DIRECTIVE: Check each line of the records below and collect those that include the word "legend".
* Begin RECORDS PROVIDED *
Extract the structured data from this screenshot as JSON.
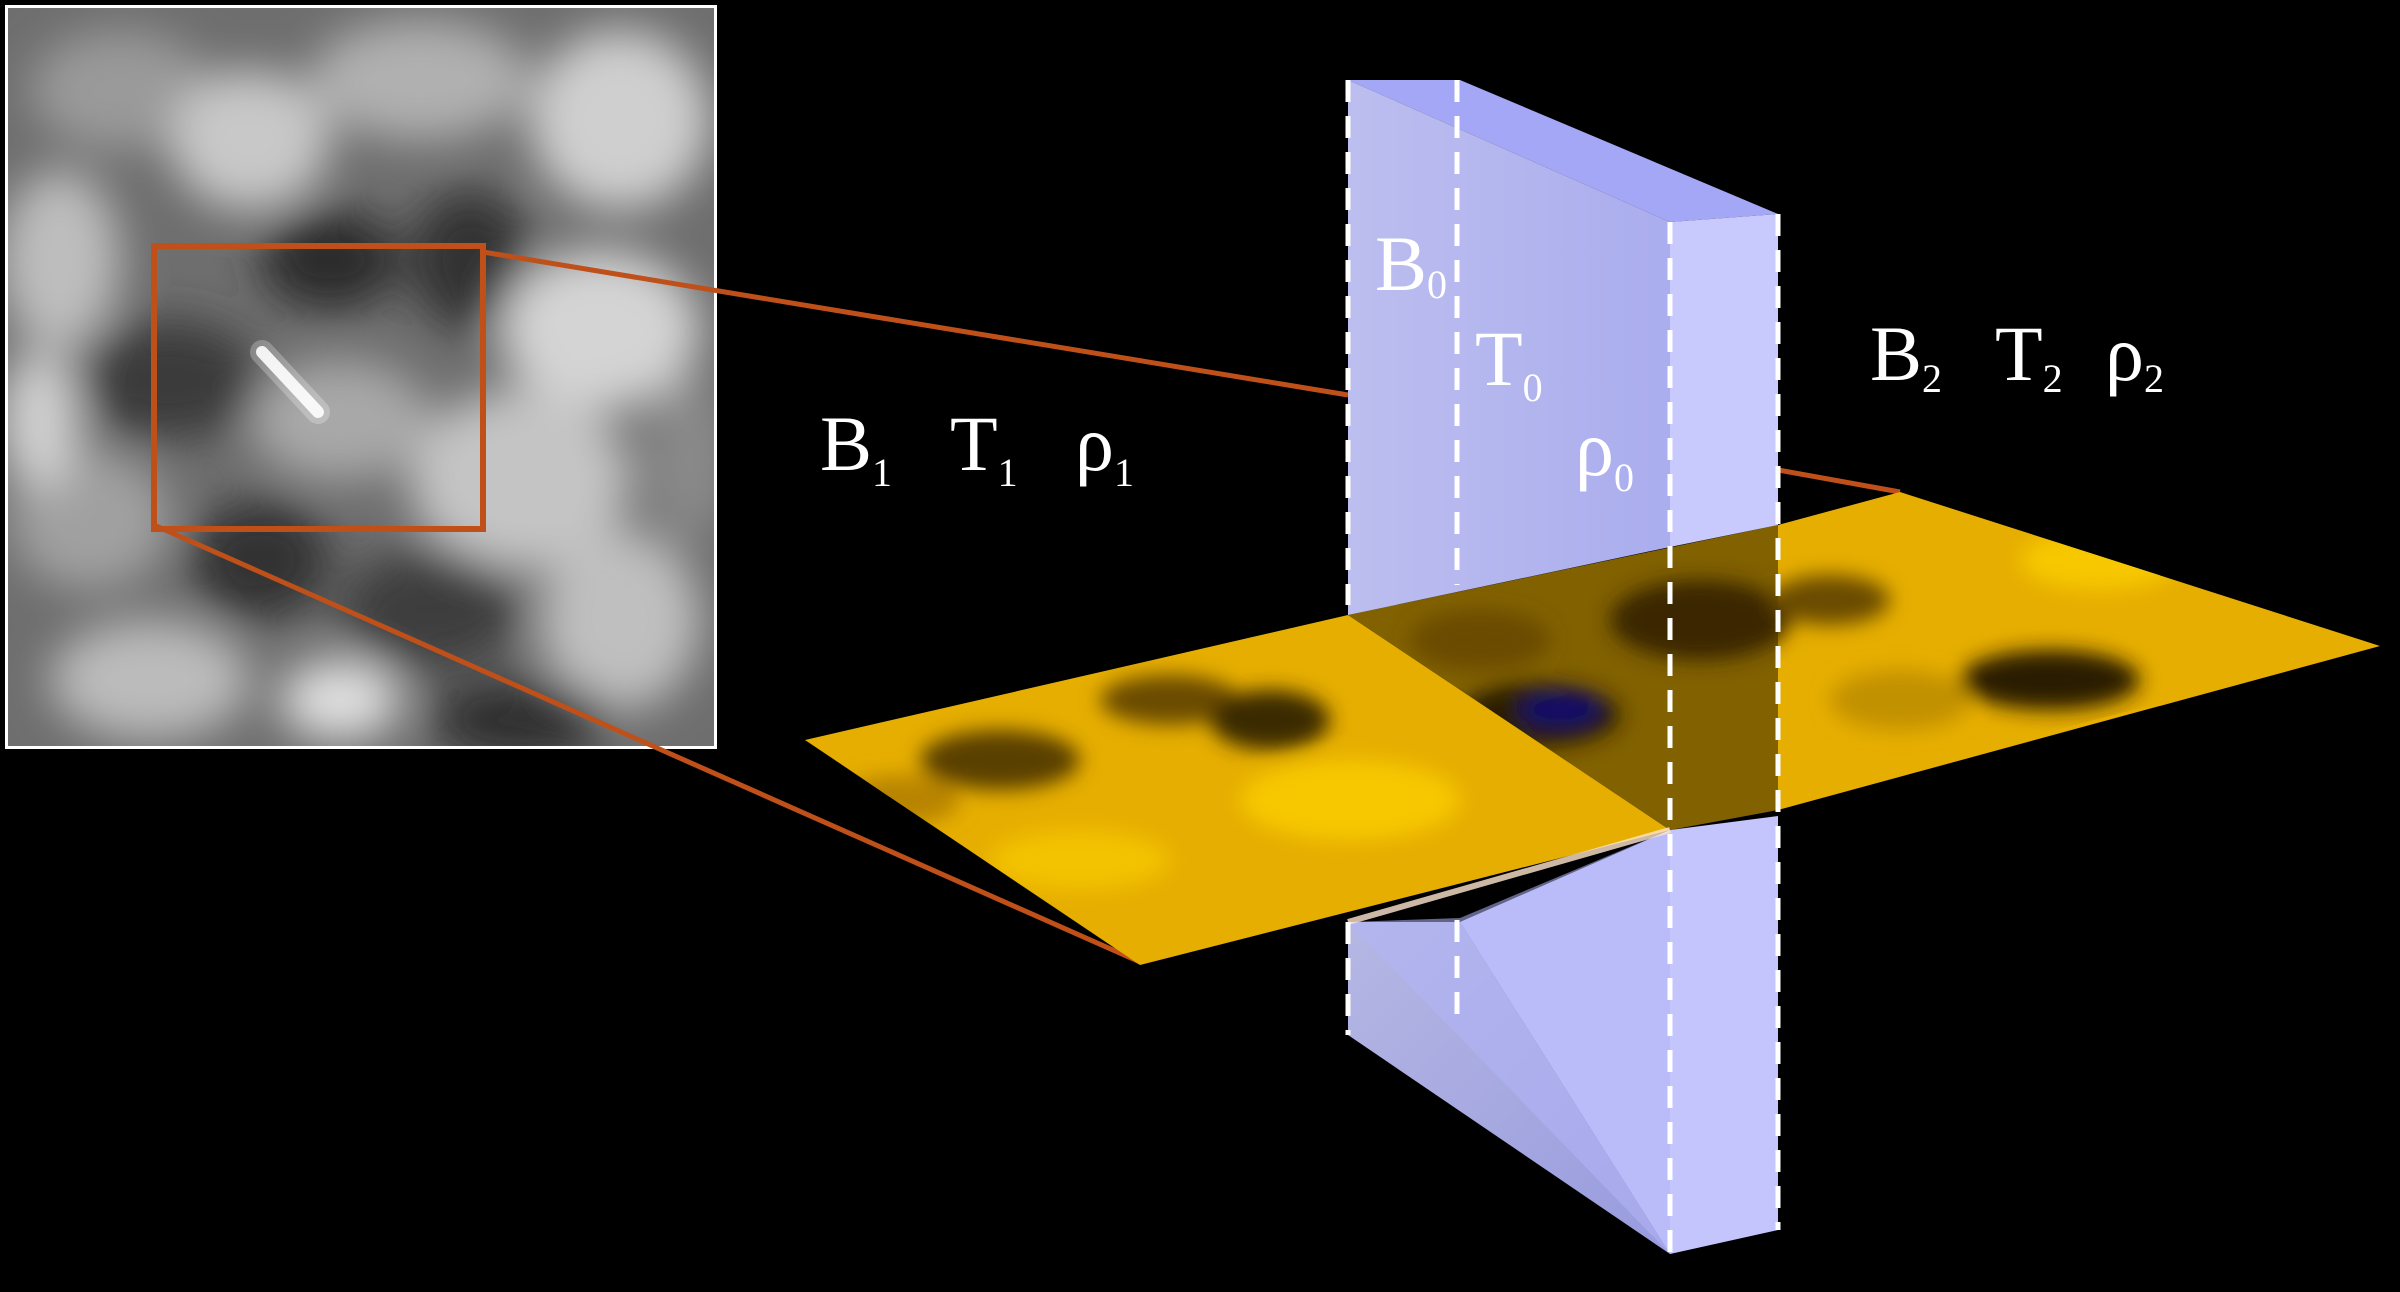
{
  "left_region": {
    "field": "B",
    "field_sub": "1",
    "temperature": "T",
    "temperature_sub": "1",
    "density": "ρ",
    "density_sub": "1"
  },
  "slab": {
    "field": "B",
    "field_sub": "0",
    "temperature": "T",
    "temperature_sub": "0",
    "density": "ρ",
    "density_sub": "0"
  },
  "right_region": {
    "field": "B",
    "field_sub": "2",
    "temperature": "T",
    "temperature_sub": "2",
    "density": "ρ",
    "density_sub": "2"
  },
  "colors": {
    "background": "#000000",
    "slab": "#b9bcfb",
    "zoom_box": "#c0501a",
    "surface": "#e8b000",
    "dashes": "#ffffff"
  }
}
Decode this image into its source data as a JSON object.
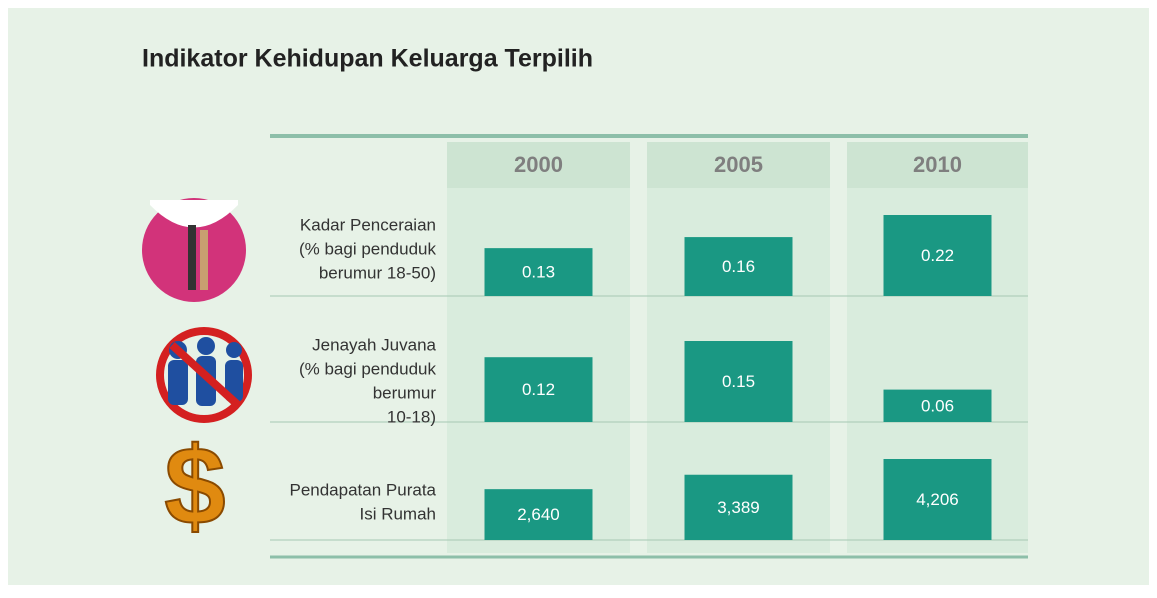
{
  "title": "Indikator Kehidupan Keluarga Terpilih",
  "columns": [
    "2000",
    "2005",
    "2010"
  ],
  "rows": [
    {
      "label": [
        "Kadar Penceraian",
        "(% bagi penduduk",
        "berumur 18-50)"
      ],
      "values": [
        0.13,
        0.16,
        0.22
      ]
    },
    {
      "label": [
        "Jenayah Juvana",
        "(% bagi penduduk",
        "berumur",
        "10-18)"
      ],
      "values": [
        0.12,
        0.15,
        0.06
      ]
    },
    {
      "label": [
        "Pendapatan Purata",
        "Isi Rumah"
      ],
      "values": [
        2640,
        3389,
        4206
      ],
      "value_labels": [
        "2,640",
        "3,389",
        "4,206"
      ]
    }
  ]
}
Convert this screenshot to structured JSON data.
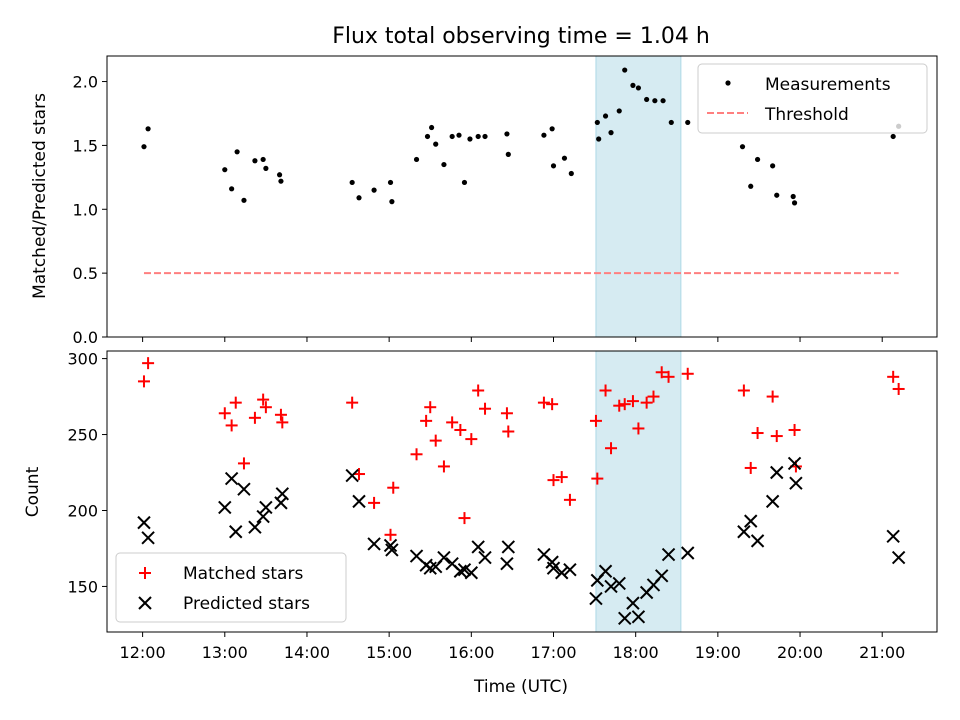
{
  "chart_data": [
    {
      "type": "scatter",
      "title": "Flux total observing time = 1.04 h",
      "ylabel": "Matched/Predicted stars",
      "xlabel": "",
      "ylim": [
        0,
        2.2
      ],
      "yticks": [
        "0.0",
        "0.5",
        "1.0",
        "1.5",
        "2.0"
      ],
      "xlim": [
        "11:34",
        "21:40"
      ],
      "x_tick_times": [
        "12:00",
        "13:00",
        "14:00",
        "15:00",
        "16:00",
        "17:00",
        "18:00",
        "19:00",
        "20:00",
        "21:00"
      ],
      "shaded_span": {
        "start": "17:31",
        "end": "18:33",
        "color": "#add8e6"
      },
      "legend": "top-right",
      "series": [
        {
          "name": "Measurements",
          "color": "#000000",
          "marker": "dot",
          "points": [
            [
              "12:01",
              1.49
            ],
            [
              "12:04",
              1.63
            ],
            [
              "13:00",
              1.31
            ],
            [
              "13:05",
              1.16
            ],
            [
              "13:09",
              1.45
            ],
            [
              "13:14",
              1.07
            ],
            [
              "13:22",
              1.38
            ],
            [
              "13:28",
              1.39
            ],
            [
              "13:30",
              1.32
            ],
            [
              "13:40",
              1.27
            ],
            [
              "13:41",
              1.22
            ],
            [
              "14:33",
              1.21
            ],
            [
              "14:38",
              1.09
            ],
            [
              "14:49",
              1.15
            ],
            [
              "15:01",
              1.21
            ],
            [
              "15:02",
              1.06
            ],
            [
              "15:20",
              1.39
            ],
            [
              "15:28",
              1.57
            ],
            [
              "15:31",
              1.64
            ],
            [
              "15:34",
              1.51
            ],
            [
              "15:40",
              1.35
            ],
            [
              "15:46",
              1.57
            ],
            [
              "15:51",
              1.58
            ],
            [
              "15:55",
              1.21
            ],
            [
              "15:59",
              1.55
            ],
            [
              "16:05",
              1.57
            ],
            [
              "16:10",
              1.57
            ],
            [
              "16:26",
              1.59
            ],
            [
              "16:27",
              1.43
            ],
            [
              "16:53",
              1.58
            ],
            [
              "16:59",
              1.63
            ],
            [
              "17:00",
              1.34
            ],
            [
              "17:08",
              1.4
            ],
            [
              "17:13",
              1.28
            ],
            [
              "17:32",
              1.68
            ],
            [
              "17:33",
              1.55
            ],
            [
              "17:38",
              1.73
            ],
            [
              "17:42",
              1.6
            ],
            [
              "17:48",
              1.77
            ],
            [
              "17:52",
              2.09
            ],
            [
              "17:58",
              1.97
            ],
            [
              "18:02",
              1.95
            ],
            [
              "18:08",
              1.86
            ],
            [
              "18:14",
              1.85
            ],
            [
              "18:20",
              1.85
            ],
            [
              "18:26",
              1.68
            ],
            [
              "18:38",
              1.68
            ],
            [
              "19:18",
              1.49
            ],
            [
              "19:24",
              1.18
            ],
            [
              "19:29",
              1.39
            ],
            [
              "19:40",
              1.34
            ],
            [
              "19:43",
              1.11
            ],
            [
              "19:55",
              1.1
            ],
            [
              "19:56",
              1.05
            ],
            [
              "21:08",
              1.57
            ],
            [
              "21:12",
              1.65
            ]
          ]
        },
        {
          "name": "Threshold",
          "color": "#ff7f7f",
          "style": "dashed",
          "value": 0.5,
          "x_range": [
            "12:01",
            "21:12"
          ]
        }
      ]
    },
    {
      "type": "scatter",
      "title": "",
      "xlabel": "Time (UTC)",
      "ylabel": "Count",
      "ylim": [
        120,
        305
      ],
      "yticks": [
        "150",
        "200",
        "250",
        "300"
      ],
      "x_tick_labels": [
        "12:00",
        "13:00",
        "14:00",
        "15:00",
        "16:00",
        "17:00",
        "18:00",
        "19:00",
        "20:00",
        "21:00"
      ],
      "legend": "bottom-left",
      "series": [
        {
          "name": "Matched stars",
          "color": "#ff0000",
          "marker": "plus",
          "points": [
            [
              "12:01",
              285
            ],
            [
              "12:04",
              297
            ],
            [
              "13:00",
              264
            ],
            [
              "13:05",
              256
            ],
            [
              "13:08",
              271
            ],
            [
              "13:14",
              231
            ],
            [
              "13:22",
              261
            ],
            [
              "13:28",
              273
            ],
            [
              "13:30",
              268
            ],
            [
              "13:41",
              263
            ],
            [
              "13:42",
              258
            ],
            [
              "14:33",
              271
            ],
            [
              "14:38",
              224
            ],
            [
              "14:49",
              205
            ],
            [
              "15:01",
              184
            ],
            [
              "15:03",
              215
            ],
            [
              "15:20",
              237
            ],
            [
              "15:27",
              259
            ],
            [
              "15:30",
              268
            ],
            [
              "15:34",
              246
            ],
            [
              "15:40",
              229
            ],
            [
              "15:46",
              258
            ],
            [
              "15:52",
              253
            ],
            [
              "15:55",
              195
            ],
            [
              "16:00",
              247
            ],
            [
              "16:05",
              279
            ],
            [
              "16:10",
              267
            ],
            [
              "16:26",
              264
            ],
            [
              "16:27",
              252
            ],
            [
              "16:53",
              271
            ],
            [
              "16:59",
              270
            ],
            [
              "17:00",
              220
            ],
            [
              "17:06",
              222
            ],
            [
              "17:12",
              207
            ],
            [
              "17:31",
              259
            ],
            [
              "17:32",
              221
            ],
            [
              "17:38",
              279
            ],
            [
              "17:42",
              241
            ],
            [
              "17:48",
              269
            ],
            [
              "17:52",
              270
            ],
            [
              "17:58",
              272
            ],
            [
              "18:02",
              254
            ],
            [
              "18:08",
              271
            ],
            [
              "18:13",
              275
            ],
            [
              "18:19",
              291
            ],
            [
              "18:24",
              288
            ],
            [
              "18:38",
              290
            ],
            [
              "19:19",
              279
            ],
            [
              "19:24",
              228
            ],
            [
              "19:29",
              251
            ],
            [
              "19:40",
              275
            ],
            [
              "19:43",
              249
            ],
            [
              "19:56",
              253
            ],
            [
              "19:57",
              229
            ],
            [
              "21:08",
              288
            ],
            [
              "21:12",
              280
            ]
          ]
        },
        {
          "name": "Predicted stars",
          "color": "#000000",
          "marker": "x",
          "points": [
            [
              "12:01",
              192
            ],
            [
              "12:04",
              182
            ],
            [
              "13:00",
              202
            ],
            [
              "13:05",
              221
            ],
            [
              "13:08",
              186
            ],
            [
              "13:14",
              214
            ],
            [
              "13:22",
              189
            ],
            [
              "13:28",
              196
            ],
            [
              "13:30",
              202
            ],
            [
              "13:41",
              205
            ],
            [
              "13:42",
              211
            ],
            [
              "14:33",
              223
            ],
            [
              "14:38",
              206
            ],
            [
              "14:49",
              178
            ],
            [
              "15:01",
              177
            ],
            [
              "15:02",
              174
            ],
            [
              "15:20",
              170
            ],
            [
              "15:27",
              164
            ],
            [
              "15:30",
              162
            ],
            [
              "15:34",
              163
            ],
            [
              "15:40",
              169
            ],
            [
              "15:46",
              165
            ],
            [
              "15:52",
              160
            ],
            [
              "15:55",
              161
            ],
            [
              "16:00",
              159
            ],
            [
              "16:05",
              176
            ],
            [
              "16:10",
              169
            ],
            [
              "16:26",
              165
            ],
            [
              "16:27",
              176
            ],
            [
              "16:53",
              171
            ],
            [
              "16:59",
              166
            ],
            [
              "17:00",
              162
            ],
            [
              "17:06",
              159
            ],
            [
              "17:12",
              161
            ],
            [
              "17:31",
              142
            ],
            [
              "17:32",
              154
            ],
            [
              "17:38",
              160
            ],
            [
              "17:42",
              150
            ],
            [
              "17:48",
              152
            ],
            [
              "17:52",
              129
            ],
            [
              "17:58",
              139
            ],
            [
              "18:02",
              130
            ],
            [
              "18:08",
              146
            ],
            [
              "18:13",
              151
            ],
            [
              "18:19",
              157
            ],
            [
              "18:24",
              171
            ],
            [
              "18:38",
              172
            ],
            [
              "19:19",
              186
            ],
            [
              "19:24",
              193
            ],
            [
              "19:29",
              180
            ],
            [
              "19:40",
              206
            ],
            [
              "19:43",
              225
            ],
            [
              "19:56",
              231
            ],
            [
              "19:57",
              218
            ],
            [
              "21:08",
              183
            ],
            [
              "21:12",
              169
            ]
          ]
        }
      ]
    }
  ]
}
* End RECORDS PROVIDED *
TASK RESULT:
      "legend": "top-right",
      "legend": "bottom-left",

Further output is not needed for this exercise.